#### Requirements:
From the listing below, copy every line with the word "DeLuxe".

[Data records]
══════════

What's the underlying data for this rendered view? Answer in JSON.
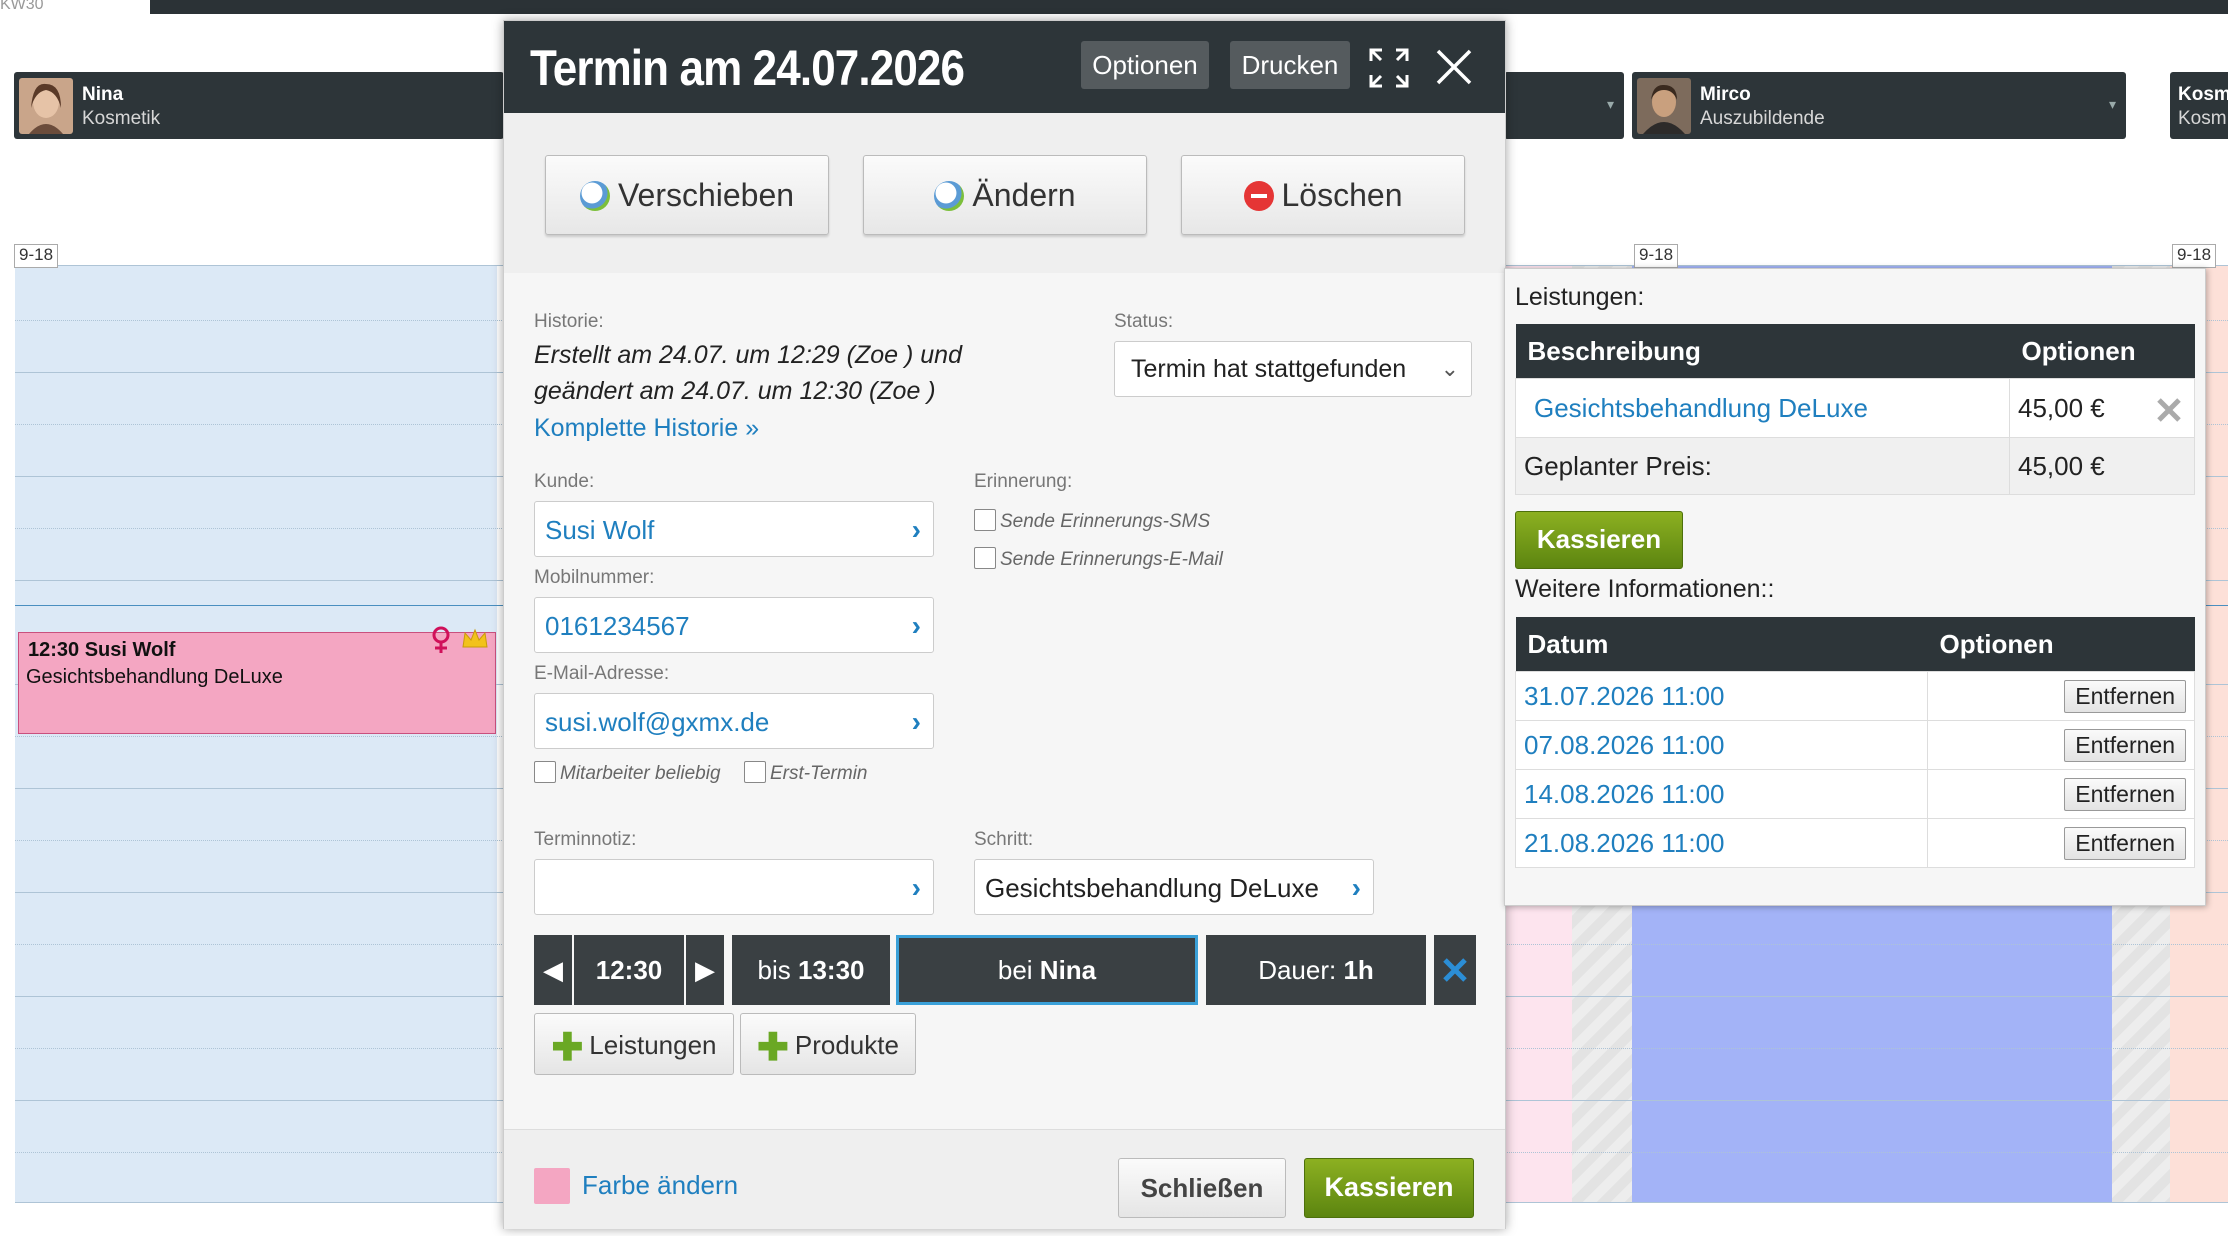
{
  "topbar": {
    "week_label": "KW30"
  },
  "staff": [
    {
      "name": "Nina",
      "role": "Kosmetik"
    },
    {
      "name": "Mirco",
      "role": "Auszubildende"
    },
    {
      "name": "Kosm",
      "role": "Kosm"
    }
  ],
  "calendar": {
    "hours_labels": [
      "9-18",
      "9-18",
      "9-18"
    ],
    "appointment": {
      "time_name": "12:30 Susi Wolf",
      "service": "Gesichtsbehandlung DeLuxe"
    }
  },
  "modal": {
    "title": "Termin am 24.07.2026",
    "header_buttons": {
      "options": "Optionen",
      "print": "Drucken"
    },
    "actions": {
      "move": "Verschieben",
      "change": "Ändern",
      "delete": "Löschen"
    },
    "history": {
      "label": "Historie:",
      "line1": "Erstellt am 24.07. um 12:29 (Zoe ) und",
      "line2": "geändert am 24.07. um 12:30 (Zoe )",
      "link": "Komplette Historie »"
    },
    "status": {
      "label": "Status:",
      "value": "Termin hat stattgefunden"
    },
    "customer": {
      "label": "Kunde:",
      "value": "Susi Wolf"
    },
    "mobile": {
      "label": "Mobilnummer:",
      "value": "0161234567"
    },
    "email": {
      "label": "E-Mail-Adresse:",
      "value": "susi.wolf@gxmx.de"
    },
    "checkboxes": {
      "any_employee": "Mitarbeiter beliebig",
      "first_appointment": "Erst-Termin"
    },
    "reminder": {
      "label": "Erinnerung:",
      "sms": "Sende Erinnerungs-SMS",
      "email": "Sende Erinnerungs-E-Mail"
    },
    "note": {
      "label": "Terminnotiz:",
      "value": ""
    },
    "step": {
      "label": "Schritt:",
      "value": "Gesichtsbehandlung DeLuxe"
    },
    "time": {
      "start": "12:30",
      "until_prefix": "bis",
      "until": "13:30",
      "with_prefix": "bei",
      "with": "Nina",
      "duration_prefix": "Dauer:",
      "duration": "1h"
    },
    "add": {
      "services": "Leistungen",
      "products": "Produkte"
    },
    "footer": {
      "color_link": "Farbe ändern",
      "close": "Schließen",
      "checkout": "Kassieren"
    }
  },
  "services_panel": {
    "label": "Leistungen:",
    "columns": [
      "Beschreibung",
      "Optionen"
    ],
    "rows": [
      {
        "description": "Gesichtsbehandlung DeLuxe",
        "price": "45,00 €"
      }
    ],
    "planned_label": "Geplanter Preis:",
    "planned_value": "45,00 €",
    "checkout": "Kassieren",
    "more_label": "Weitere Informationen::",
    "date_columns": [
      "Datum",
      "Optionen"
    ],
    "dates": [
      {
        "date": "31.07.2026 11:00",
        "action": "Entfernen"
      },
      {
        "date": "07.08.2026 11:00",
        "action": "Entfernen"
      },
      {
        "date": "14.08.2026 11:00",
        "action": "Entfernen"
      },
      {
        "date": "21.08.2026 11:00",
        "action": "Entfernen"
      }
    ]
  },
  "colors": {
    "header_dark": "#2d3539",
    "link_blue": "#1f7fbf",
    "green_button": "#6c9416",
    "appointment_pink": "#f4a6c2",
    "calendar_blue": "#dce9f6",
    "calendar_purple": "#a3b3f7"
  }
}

══════════

#### Exercise result:
      "service": "Gesichtsbehandlung DeLuxe"
      "value": "Gesichtsbehandlung DeLuxe"
        "description": "Gesichtsbehandlung DeLuxe",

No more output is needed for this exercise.